Your task is to output the entries below word for word.
****************************************
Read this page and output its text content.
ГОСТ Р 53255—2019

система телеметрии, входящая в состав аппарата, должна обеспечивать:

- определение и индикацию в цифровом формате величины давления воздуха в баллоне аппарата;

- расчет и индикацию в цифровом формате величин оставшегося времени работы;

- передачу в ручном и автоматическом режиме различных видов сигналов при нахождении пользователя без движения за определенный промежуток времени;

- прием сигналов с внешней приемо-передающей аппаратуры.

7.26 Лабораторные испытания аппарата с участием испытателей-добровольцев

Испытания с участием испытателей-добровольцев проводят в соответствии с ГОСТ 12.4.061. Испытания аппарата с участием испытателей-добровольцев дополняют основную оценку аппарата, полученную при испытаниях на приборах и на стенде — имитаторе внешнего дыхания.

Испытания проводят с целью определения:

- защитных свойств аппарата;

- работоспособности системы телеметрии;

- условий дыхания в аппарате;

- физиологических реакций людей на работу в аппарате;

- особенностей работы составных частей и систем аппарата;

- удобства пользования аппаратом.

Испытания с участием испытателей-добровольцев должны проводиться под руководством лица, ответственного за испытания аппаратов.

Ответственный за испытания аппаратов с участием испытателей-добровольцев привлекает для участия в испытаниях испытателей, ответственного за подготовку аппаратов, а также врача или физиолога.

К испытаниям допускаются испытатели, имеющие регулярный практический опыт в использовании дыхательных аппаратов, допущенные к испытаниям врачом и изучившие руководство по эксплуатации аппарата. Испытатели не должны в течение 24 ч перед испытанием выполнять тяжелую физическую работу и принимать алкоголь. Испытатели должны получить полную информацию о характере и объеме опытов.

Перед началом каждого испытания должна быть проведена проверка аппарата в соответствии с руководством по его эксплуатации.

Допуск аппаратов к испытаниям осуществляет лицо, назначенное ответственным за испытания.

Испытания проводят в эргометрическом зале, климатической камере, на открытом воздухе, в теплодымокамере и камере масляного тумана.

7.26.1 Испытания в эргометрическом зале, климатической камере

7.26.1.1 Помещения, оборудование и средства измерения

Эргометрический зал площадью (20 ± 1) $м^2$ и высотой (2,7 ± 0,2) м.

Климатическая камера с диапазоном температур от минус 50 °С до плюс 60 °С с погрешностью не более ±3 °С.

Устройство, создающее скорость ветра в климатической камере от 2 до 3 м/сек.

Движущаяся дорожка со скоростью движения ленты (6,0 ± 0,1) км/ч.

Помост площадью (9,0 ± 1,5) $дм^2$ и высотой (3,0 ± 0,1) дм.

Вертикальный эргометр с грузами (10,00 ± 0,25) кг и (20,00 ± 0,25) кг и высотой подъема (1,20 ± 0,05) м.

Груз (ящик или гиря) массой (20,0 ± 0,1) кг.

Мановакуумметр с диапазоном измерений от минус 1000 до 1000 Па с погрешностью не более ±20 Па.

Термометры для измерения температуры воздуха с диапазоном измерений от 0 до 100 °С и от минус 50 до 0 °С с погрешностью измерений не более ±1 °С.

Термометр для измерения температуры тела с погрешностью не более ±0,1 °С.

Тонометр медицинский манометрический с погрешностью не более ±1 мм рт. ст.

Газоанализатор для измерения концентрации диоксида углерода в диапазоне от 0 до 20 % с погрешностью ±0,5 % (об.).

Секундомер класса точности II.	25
****************************************
Response to the exercise:
Read this page and output its text content.
ГОСТ Р 53255—2019

система телеметрии, входящая в состав аппарата, должна обеспечивать:

- определение и индикацию в цифровом формате величины давления воздуха в баллоне аппарата;

- расчет и индикацию в цифровом формате величин оставшегося времени работы;

- передачу в ручном и автоматическом режиме различных видов сигналов при нахождении пользователя без движения за определенный промежуток времени;

- прием сигналов с внешней приемо-передающей аппаратуры.

7.26 Лабораторные испытания аппарата с участием испытателей-добровольцев

Испытания с участием испытателей-добровольцев проводят в соответствии с ГОСТ 12.4.061. Испытания аппарата с участием испытателей-добровольцев дополняют основную оценку аппарата, полученную при испытаниях на приборах и на стенде — имитаторе внешнего дыхания.

Испытания проводят с целью определения:

- защитных свойств аппарата;

- работоспособности системы телеметрии;

- условий дыхания в аппарате;

- физиологических реакций людей на работу в аппарате;

- особенностей работы составных частей и систем аппарата;

- удобства пользования аппаратом.

Испытания с участием испытателей-добровольцев должны проводиться под руководством лица, ответственного за испытания аппаратов.

Ответственный за испытания аппаратов с участием испытателей-добровольцев привлекает для участия в испытаниях испытателей, ответственного за подготовку аппаратов, а также врача или физиолога.

К испытаниям допускаются испытатели, имеющие регулярный практический опыт в использовании дыхательных аппаратов, допущенные к испытаниям врачом и изучившие руководство по эксплуатации аппарата. Испытатели не должны в течение 24 ч перед испытанием выполнять тяжелую физическую работу и принимать алкоголь. Испытатели должны получить полную информацию о характере и объеме опытов.

Перед началом каждого испытания должна быть проведена проверка аппарата в соответствии с руководством по его эксплуатации.

Допуск аппаратов к испытаниям осуществляет лицо, назначенное ответственным за испытания.

Испытания проводят в эргометрическом зале, климатической камере, на открытом воздухе, в теплодымокамере и камере масляного тумана.

7.26.1 Испытания в эргометрическом зале, климатической камере

7.26.1.1 Помещения, оборудование и средства измерения

Эргометрический зал площадью (20 ± 1) $м^2$ и высотой (2,7 ± 0,2) м.

Климатическая камера с диапазоном температур от минус 50 °С до плюс 60 °С с погрешностью не более ±3 °С.

Устройство, создающее скорость ветра в климатической камере от 2 до 3 м/сек.

Движущаяся дорожка со скоростью движения ленты (6,0 ± 0,1) км/ч.

Помост площадью (9,0 ± 1,5) $дм^2$ и высотой (3,0 ± 0,1) дм.

Вертикальный эргометр с грузами (10,00 ± 0,25) кг и (20,00 ± 0,25) кг и высотой подъема (1,20 ± 0,05) м.

Груз (ящик или гиря) массой (20,0 ± 0,1) кг.

Мановакуумметр с диапазоном измерений от минус 1000 до 1000 Па с погрешностью не более ±20 Па.

Термометры для измерения температуры воздуха с диапазоном измерений от 0 до 100 °С и от минус 50 до 0 °С с погрешностью измерений не более ±1 °С.

Термометр для измерения температуры тела с погрешностью не более ±0,1 °С.

Тонометр медицинский манометрический с погрешностью не более ±1 мм рт. ст.

Газоанализатор для измерения концентрации диоксида углерода в диапазоне от 0 до 20 % с погрешностью ±0,5 % (об.).

Секундомер класса точности II.	25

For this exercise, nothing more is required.